▶ _Task description_
Report all lines holding "this".

--- start Material provided ---

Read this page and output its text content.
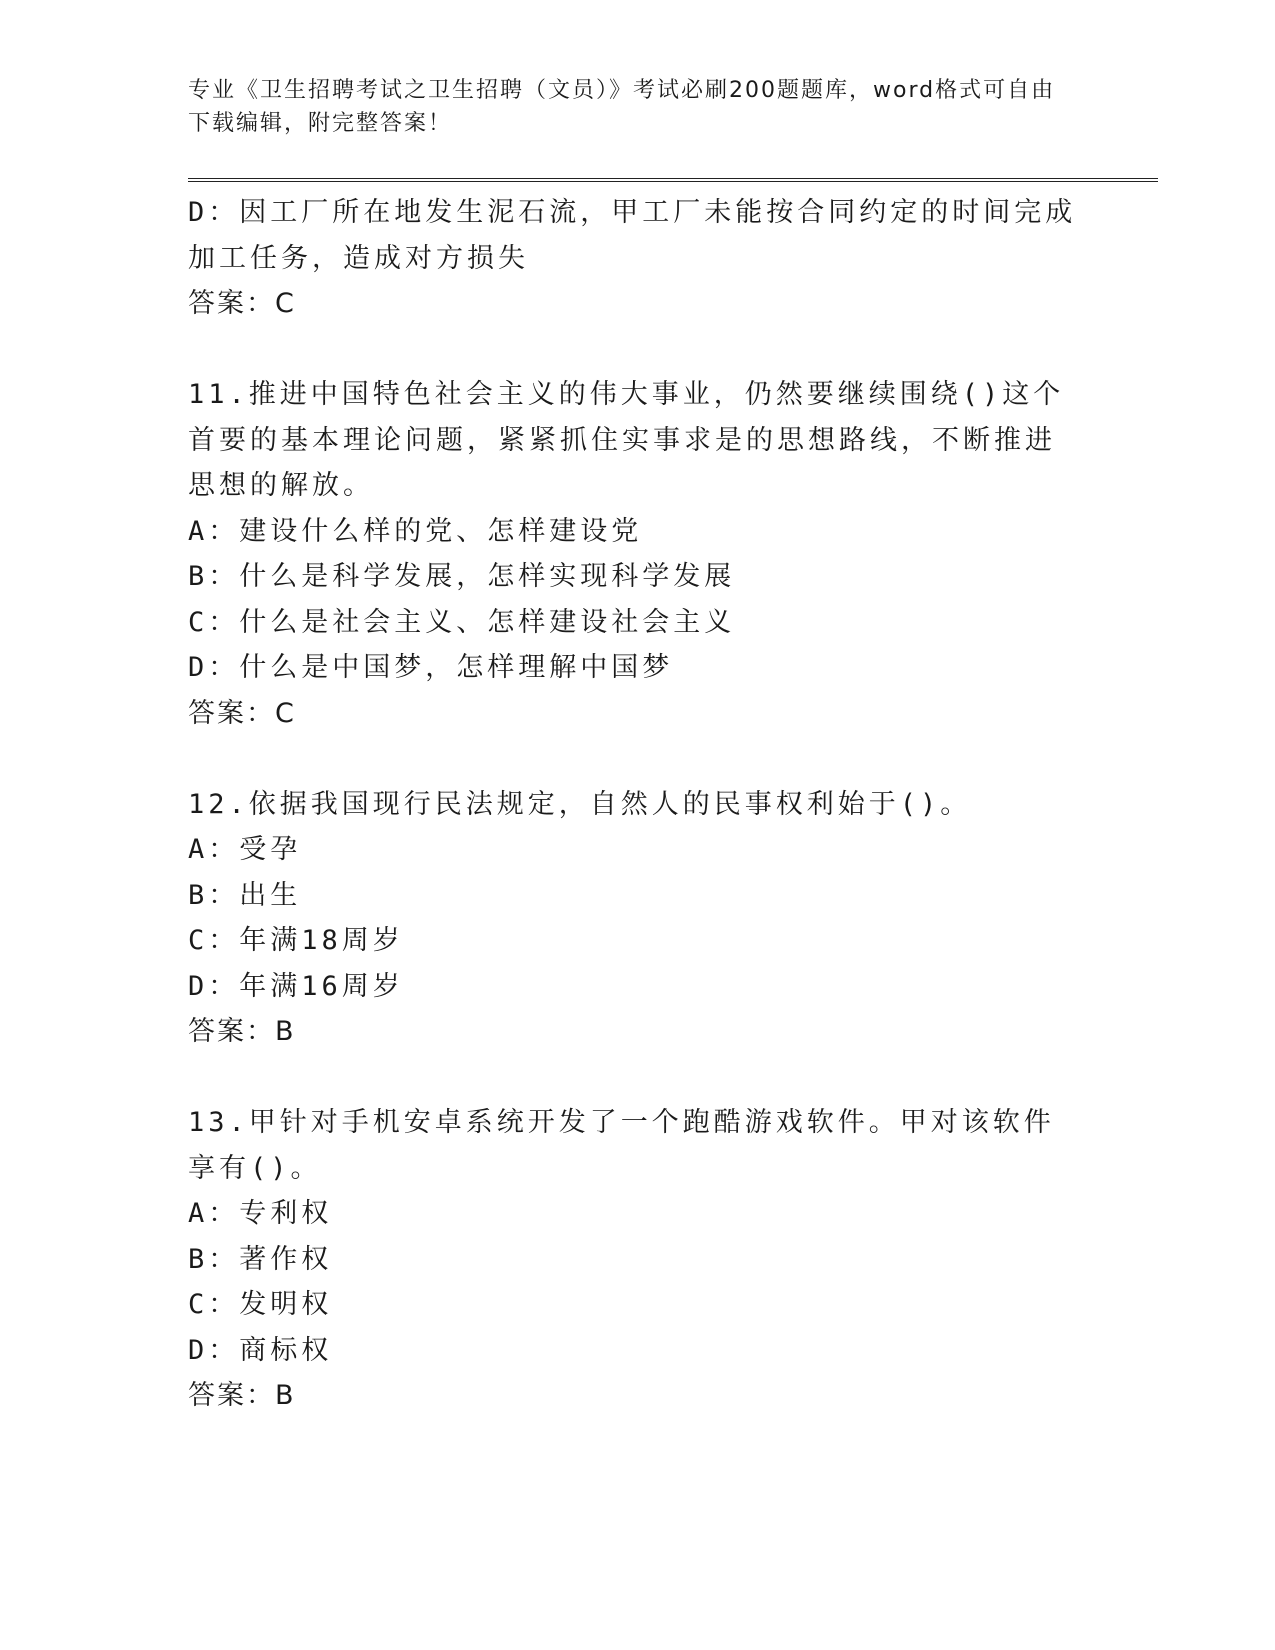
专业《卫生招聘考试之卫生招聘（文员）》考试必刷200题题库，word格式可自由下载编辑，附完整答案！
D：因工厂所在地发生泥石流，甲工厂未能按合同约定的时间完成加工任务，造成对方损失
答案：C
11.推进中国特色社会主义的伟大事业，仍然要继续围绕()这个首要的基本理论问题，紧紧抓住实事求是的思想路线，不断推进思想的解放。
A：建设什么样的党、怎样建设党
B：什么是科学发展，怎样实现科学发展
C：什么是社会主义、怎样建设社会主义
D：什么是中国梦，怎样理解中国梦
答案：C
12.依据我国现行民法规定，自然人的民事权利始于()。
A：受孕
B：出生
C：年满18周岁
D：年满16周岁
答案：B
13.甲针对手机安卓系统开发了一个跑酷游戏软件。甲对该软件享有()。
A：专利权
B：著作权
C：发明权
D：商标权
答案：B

--- end Material provided ---
--- start Material provided ---

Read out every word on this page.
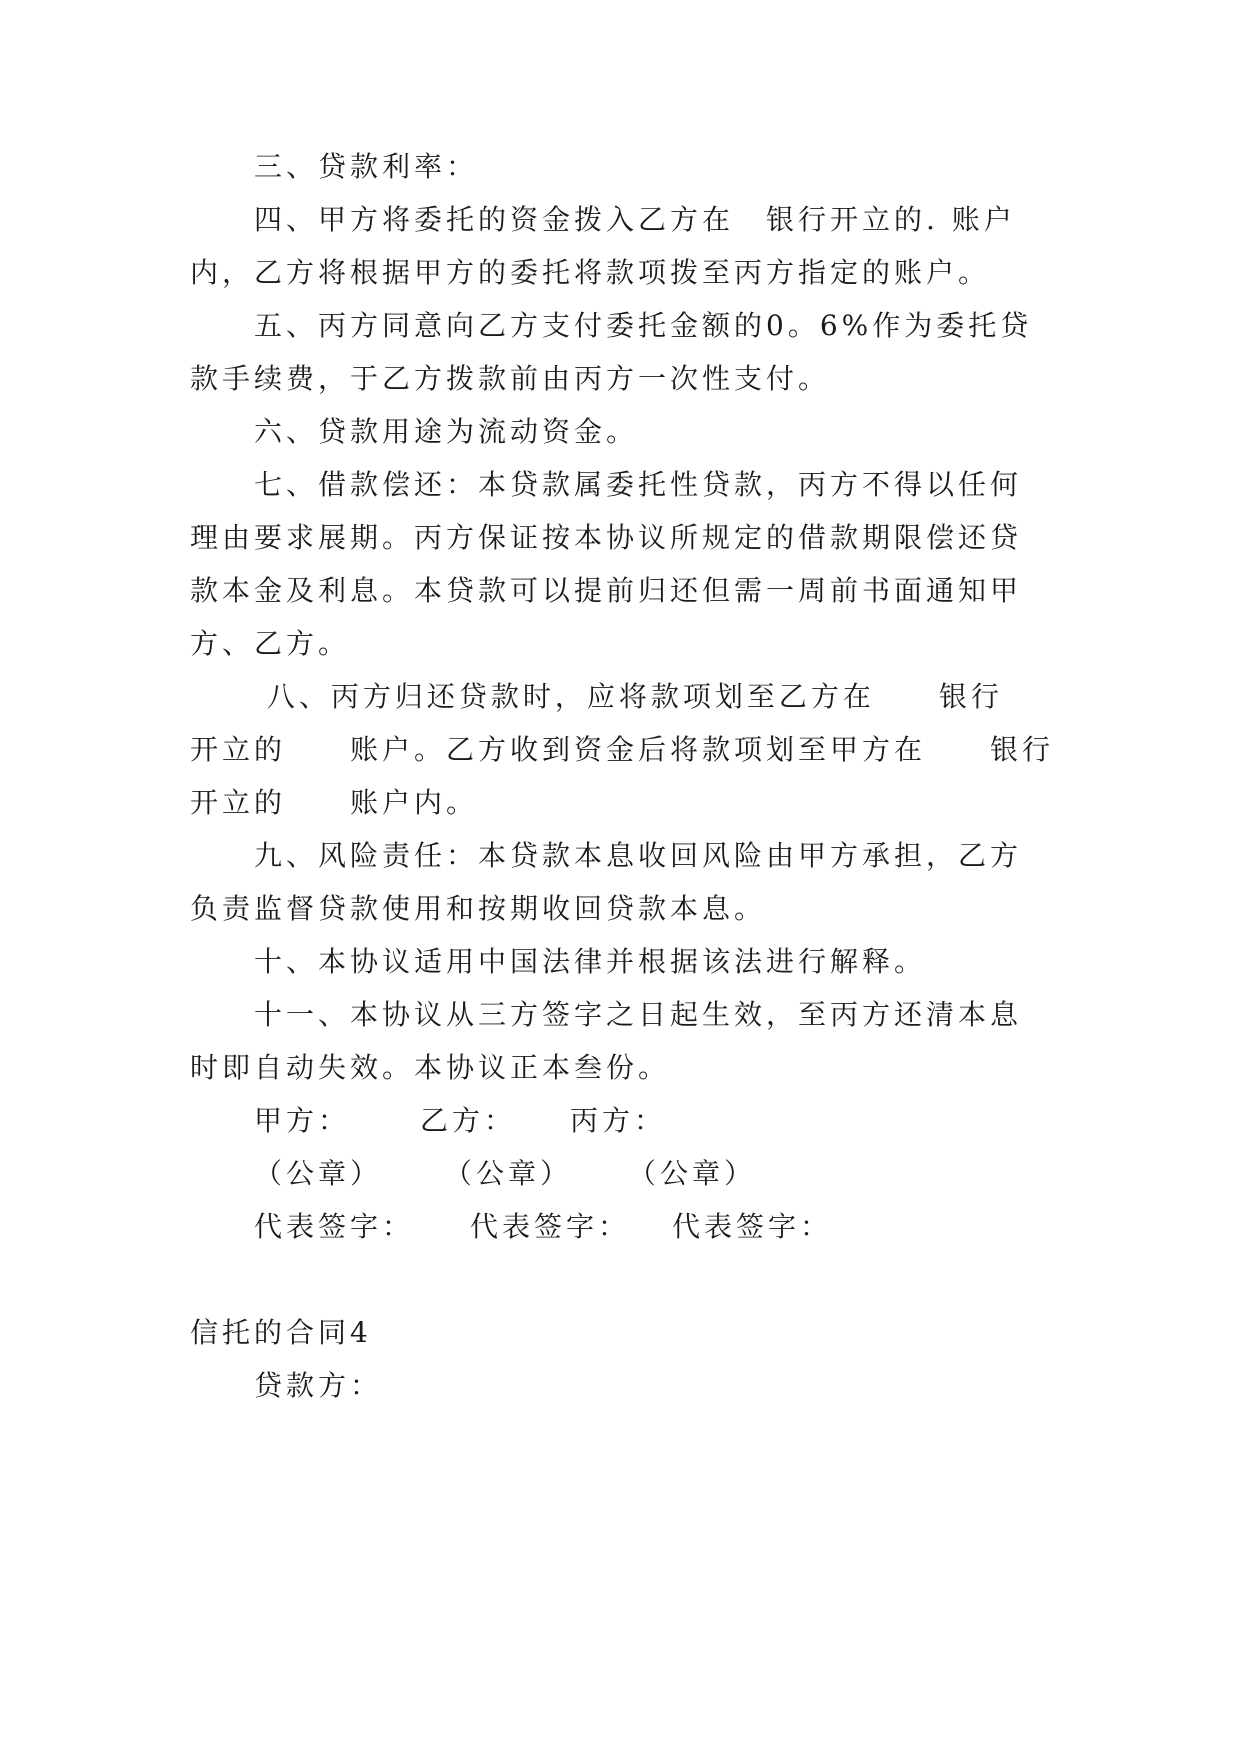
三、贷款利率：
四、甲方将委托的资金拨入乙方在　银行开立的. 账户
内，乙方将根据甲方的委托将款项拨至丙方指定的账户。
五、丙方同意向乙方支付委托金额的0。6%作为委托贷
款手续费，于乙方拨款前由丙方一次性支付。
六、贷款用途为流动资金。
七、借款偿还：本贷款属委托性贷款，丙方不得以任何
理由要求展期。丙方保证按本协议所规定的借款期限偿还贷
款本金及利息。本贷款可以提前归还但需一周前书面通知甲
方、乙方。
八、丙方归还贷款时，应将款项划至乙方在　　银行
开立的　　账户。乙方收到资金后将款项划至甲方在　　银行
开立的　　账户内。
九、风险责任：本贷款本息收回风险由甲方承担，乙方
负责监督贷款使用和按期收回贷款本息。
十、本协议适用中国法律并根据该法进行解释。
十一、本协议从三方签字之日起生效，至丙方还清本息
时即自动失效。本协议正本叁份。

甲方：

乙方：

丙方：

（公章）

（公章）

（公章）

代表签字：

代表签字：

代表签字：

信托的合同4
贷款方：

--- end Material provided ---

▶ _Solution_
Read this page and output its text content.
Read out every word on this page.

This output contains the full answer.